◆ SHORT TASK:
Collect each line holding the string "Datacenter".

Dataset items
● ● ● ●

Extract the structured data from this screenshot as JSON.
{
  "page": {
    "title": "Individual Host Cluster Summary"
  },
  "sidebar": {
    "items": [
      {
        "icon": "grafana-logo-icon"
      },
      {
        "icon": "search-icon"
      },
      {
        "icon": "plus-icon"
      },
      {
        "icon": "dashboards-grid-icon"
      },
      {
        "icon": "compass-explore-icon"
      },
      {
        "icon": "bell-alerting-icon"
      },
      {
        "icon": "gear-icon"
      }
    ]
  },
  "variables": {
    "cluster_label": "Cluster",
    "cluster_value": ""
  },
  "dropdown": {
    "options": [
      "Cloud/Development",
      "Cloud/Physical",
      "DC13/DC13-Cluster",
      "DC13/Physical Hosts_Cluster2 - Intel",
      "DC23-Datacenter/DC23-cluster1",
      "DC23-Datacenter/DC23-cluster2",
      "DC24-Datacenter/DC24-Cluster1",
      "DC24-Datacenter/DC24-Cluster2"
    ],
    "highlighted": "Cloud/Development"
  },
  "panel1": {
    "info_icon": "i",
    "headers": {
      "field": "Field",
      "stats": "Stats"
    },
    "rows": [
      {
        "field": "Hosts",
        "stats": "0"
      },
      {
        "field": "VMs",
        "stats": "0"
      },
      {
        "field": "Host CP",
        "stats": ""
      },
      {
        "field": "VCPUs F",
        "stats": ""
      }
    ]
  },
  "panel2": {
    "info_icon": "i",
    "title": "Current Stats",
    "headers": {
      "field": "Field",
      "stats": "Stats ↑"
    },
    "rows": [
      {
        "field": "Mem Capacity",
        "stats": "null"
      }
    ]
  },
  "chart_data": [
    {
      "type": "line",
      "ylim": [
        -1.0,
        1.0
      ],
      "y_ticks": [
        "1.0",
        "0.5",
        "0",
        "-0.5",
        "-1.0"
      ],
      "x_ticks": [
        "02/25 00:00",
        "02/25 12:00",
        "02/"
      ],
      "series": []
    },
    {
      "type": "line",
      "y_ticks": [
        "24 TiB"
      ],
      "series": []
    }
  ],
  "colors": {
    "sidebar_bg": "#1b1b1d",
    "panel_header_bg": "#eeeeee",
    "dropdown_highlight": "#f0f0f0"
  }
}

● ● ● ●

◆ WRITTEN REPLY:
      "DC23-Datacenter/DC23-cluster1",
      "DC23-Datacenter/DC23-cluster2",
      "DC24-Datacenter/DC24-Cluster1",
      "DC24-Datacenter/DC24-Cluster2"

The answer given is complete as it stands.